(Dataset items)
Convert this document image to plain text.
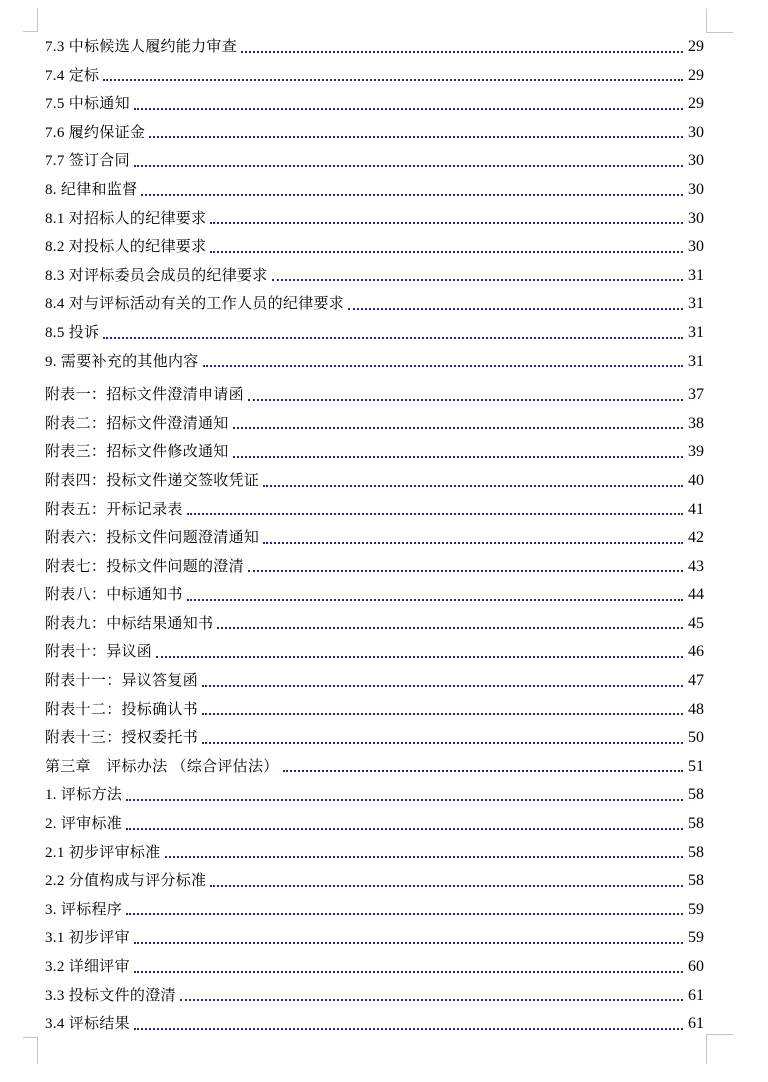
7.3 中标候选人履约能力审查	29
7.4 定标	29
7.5 中标通知	29
7.6 履约保证金	30
7.7 签订合同	30
8. 纪律和监督	30
8.1 对招标人的纪律要求	30
8.2 对投标人的纪律要求	30
8.3 对评标委员会成员的纪律要求	31
8.4 对与评标活动有关的工作人员的纪律要求	31
8.5 投诉	31
9. 需要补充的其他内容	31
附表一：招标文件澄清申请函	37
附表二：招标文件澄清通知	38
附表三：招标文件修改通知	39
附表四：投标文件递交签收凭证	40
附表五：开标记录表	41
附表六：投标文件问题澄清通知	42
附表七：投标文件问题的澄清	43
附表八：中标通知书	44
附表九：中标结果通知书	45
附表十：异议函	46
附表十一：异议答复函	47
附表十二：投标确认书	48
附表十三：授权委托书	50
第三章　评标办法 （综合评估法）	51
1. 评标方法	58
2. 评审标准	58
2.1 初步评审标准	58
2.2 分值构成与评分标准	58
3. 评标程序	59
3.1 初步评审	59
3.2 详细评审	60
3.3 投标文件的澄清	61
3.4 评标结果	61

■ **Problem details**:
Output every entry word for word, but omit the pictures.

■ **Response to the exercise**:
Convert this document image to plain text.
7.3 中标候选人履约能力审查	29
7.4 定标	29
7.5 中标通知	29
7.6 履约保证金	30
7.7 签订合同	30
8. 纪律和监督	30
8.1 对招标人的纪律要求	30
8.2 对投标人的纪律要求	30
8.3 对评标委员会成员的纪律要求	31
8.4 对与评标活动有关的工作人员的纪律要求	31
8.5 投诉	31
9. 需要补充的其他内容	31
附表一：招标文件澄清申请函	37
附表二：招标文件澄清通知	38
附表三：招标文件修改通知	39
附表四：投标文件递交签收凭证	40
附表五：开标记录表	41
附表六：投标文件问题澄清通知	42
附表七：投标文件问题的澄清	43
附表八：中标通知书	44
附表九：中标结果通知书	45
附表十：异议函	46
附表十一：异议答复函	47
附表十二：投标确认书	48
附表十三：授权委托书	50
第三章　评标办法 （综合评估法）	51
1. 评标方法	58
2. 评审标准	58
2.1 初步评审标准	58
2.2 分值构成与评分标准	58
3. 评标程序	59
3.1 初步评审	59
3.2 详细评审	60
3.3 投标文件的澄清	61
3.4 评标结果	61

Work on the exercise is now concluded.